- Page
Hi, Andy and Joel,

thanks for the heads-up and the discussion. I agree that it is more of an 
engineering tool and that's why I haven't considered asking about it initially. 
However, it seems that some people were interested in that (probably primarily 
"kaggler's") so I just wanted to know if something like this could be useful in 
the scikit-learn library.

I would be happy to add it either as example and/or implementation since I am a 
big fan of scikit-learn and would be happy to give something back if I can :)

I can dig into some literature on the weekend and see what I can find. But my 
feeling is that -- like Andy said -- it is more of an engineering tool (in 
contrast to bagging and AdaBoost).

So, shall I go ahead and open an issue in the GitHub repo to continue the 
discussion? 

Andy, could you give me a quick follow-up on the transformer method. I am 
wondering what the transformer should return in this case.

Best,
Sebastian

> On Jan 14, 2015, at 9:07 AM, Andy <t3k...@gmail.com> wrote:
> 
> On 01/14/2015 02:06 AM, Joel Nothman wrote:
>> I wonder if these ensembles, while common, are too non-standard. Are there 
>> well-analysed variants of these models in the literature, or standard ways 
>> to configure them? If not, perhaps this is best presented as an example 
>> rather than avaialable in the library...
> Well, there is "stacking" but that is rarely used in practice, I think.

- Information shown
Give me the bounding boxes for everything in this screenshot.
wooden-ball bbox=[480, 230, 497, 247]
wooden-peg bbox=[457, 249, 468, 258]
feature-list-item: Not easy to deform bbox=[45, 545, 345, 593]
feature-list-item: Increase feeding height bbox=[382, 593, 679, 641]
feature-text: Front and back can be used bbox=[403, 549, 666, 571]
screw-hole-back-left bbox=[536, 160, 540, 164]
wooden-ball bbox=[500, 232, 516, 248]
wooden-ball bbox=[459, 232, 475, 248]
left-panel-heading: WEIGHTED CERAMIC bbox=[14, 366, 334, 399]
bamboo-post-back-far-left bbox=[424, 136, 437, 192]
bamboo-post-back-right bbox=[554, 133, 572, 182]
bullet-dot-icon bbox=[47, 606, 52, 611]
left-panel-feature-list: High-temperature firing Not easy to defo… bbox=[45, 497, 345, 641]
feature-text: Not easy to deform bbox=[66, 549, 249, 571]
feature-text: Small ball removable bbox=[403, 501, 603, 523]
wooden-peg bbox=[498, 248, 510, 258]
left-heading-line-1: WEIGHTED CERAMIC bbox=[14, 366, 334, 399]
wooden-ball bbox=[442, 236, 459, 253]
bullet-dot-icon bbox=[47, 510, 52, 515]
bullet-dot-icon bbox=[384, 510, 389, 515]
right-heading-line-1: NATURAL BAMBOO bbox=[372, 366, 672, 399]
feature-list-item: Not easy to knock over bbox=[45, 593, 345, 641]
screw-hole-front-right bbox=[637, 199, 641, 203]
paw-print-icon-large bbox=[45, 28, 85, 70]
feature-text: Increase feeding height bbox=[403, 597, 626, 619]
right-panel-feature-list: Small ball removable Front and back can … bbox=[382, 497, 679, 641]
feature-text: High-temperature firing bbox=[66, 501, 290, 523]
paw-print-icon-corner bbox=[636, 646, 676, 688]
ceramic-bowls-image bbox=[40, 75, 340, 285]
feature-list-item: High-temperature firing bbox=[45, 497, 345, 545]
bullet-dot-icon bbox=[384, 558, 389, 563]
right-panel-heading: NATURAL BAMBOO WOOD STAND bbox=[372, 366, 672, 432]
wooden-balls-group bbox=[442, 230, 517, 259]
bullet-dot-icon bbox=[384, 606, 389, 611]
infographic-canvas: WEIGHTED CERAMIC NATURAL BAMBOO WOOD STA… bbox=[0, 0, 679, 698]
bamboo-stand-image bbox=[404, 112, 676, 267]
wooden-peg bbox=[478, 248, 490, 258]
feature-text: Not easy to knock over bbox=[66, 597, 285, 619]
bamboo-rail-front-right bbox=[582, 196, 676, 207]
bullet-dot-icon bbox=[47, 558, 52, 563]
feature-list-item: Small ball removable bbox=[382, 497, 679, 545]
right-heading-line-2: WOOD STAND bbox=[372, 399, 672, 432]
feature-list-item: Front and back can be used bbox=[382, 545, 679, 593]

- What the exercise asks
In the forum message about adding an ensemble tool to scikit-learn, which two methods does the writer contrast the "engineering tool" with?

- Worked answer
Bagging and AdaBoost.